Figure data in JSON:
----

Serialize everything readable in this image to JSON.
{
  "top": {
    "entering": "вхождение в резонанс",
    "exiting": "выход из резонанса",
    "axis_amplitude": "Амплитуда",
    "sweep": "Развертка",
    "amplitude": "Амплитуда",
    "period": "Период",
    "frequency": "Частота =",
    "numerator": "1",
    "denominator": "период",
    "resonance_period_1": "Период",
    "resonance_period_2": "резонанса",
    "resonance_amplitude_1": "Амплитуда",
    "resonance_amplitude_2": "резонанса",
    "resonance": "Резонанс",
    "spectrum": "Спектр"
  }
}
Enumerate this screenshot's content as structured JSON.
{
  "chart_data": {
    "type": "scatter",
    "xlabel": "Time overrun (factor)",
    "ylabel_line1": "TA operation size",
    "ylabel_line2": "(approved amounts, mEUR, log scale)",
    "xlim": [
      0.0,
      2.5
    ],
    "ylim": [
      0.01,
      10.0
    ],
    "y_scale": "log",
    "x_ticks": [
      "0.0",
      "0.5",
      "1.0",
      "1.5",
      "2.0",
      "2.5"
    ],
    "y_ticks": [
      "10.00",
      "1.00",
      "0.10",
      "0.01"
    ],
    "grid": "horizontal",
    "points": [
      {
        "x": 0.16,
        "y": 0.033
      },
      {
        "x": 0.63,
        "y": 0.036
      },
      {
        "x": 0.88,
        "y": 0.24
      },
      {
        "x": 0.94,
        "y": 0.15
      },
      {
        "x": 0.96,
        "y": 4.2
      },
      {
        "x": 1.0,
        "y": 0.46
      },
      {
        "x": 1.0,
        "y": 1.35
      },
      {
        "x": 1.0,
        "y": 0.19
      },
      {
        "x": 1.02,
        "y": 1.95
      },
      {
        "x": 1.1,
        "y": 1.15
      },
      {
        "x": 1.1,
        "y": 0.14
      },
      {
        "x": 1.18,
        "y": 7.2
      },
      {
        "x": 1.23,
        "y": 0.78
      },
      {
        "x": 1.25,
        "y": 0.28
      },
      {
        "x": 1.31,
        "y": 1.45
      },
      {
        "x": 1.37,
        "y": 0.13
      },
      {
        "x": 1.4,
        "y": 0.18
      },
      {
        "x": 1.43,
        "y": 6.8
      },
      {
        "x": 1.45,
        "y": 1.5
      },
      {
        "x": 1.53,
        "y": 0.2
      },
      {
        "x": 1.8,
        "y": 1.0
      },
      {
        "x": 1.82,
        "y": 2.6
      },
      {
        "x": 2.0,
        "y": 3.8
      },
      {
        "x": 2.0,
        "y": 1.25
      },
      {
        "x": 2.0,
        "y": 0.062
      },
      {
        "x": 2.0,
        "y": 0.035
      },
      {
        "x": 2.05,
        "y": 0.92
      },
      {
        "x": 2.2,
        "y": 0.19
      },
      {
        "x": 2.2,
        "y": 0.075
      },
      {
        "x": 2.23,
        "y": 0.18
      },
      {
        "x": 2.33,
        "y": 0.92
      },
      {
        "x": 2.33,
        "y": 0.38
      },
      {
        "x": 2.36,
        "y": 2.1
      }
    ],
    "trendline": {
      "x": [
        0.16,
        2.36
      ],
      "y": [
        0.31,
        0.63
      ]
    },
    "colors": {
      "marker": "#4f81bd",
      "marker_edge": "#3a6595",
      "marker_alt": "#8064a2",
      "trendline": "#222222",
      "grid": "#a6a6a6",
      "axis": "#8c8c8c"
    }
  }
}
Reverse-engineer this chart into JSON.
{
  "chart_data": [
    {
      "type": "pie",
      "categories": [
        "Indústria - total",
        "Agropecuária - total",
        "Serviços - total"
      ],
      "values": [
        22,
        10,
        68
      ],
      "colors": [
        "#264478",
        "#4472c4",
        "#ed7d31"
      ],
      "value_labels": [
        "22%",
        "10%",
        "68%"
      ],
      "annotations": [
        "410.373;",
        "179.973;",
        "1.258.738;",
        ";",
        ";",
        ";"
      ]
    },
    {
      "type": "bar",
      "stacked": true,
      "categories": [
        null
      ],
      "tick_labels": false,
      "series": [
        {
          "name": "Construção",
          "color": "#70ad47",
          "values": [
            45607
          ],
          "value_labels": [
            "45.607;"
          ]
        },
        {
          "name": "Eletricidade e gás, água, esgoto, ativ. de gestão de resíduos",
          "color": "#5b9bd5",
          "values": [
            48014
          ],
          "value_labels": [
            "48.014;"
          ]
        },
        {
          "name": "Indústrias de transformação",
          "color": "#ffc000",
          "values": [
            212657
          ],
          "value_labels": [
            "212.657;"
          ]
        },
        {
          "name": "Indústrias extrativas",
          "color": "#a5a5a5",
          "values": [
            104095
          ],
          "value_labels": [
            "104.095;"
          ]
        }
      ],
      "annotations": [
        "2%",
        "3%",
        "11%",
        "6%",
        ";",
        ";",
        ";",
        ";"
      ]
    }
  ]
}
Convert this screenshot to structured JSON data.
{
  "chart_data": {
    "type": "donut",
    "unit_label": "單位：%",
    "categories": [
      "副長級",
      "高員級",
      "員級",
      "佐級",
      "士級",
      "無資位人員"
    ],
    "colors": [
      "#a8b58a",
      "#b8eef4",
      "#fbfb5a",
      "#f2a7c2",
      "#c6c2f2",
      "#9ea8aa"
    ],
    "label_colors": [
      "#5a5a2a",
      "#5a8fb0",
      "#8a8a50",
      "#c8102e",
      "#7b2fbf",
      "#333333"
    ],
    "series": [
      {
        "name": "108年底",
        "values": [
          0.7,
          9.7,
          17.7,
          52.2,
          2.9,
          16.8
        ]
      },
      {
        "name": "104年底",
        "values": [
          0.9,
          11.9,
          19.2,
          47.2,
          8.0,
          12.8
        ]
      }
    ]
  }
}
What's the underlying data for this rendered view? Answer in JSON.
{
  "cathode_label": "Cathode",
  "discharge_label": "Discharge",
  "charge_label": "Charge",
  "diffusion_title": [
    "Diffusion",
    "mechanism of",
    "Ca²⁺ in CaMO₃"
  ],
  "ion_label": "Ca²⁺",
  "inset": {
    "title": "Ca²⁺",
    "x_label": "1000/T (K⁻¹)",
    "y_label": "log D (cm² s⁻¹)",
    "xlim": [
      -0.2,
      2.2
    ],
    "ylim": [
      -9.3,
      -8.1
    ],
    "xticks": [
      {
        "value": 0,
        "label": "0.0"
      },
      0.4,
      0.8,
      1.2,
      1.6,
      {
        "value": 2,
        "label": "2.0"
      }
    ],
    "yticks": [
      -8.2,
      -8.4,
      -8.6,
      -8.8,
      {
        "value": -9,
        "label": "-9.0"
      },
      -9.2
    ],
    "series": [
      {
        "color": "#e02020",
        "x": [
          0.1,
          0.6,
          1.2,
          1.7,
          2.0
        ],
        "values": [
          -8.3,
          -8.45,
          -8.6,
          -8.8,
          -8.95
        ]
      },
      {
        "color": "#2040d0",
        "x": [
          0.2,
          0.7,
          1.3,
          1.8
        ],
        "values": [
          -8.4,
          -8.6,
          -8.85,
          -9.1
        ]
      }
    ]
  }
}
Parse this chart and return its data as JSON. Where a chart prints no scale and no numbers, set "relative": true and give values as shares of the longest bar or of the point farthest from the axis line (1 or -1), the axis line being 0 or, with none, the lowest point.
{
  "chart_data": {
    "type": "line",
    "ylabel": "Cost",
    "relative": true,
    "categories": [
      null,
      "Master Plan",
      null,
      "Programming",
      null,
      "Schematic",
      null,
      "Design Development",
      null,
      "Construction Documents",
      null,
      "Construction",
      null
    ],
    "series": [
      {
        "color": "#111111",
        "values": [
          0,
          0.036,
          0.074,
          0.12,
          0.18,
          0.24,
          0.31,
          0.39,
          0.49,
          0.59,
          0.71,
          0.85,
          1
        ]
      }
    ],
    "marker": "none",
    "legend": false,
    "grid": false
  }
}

----

Task instructions: Gather every line from the listing above in which the word "total" appears.

Response to the task:
        "Indústria - total",
        "Agropecuária - total",
        "Serviços - total"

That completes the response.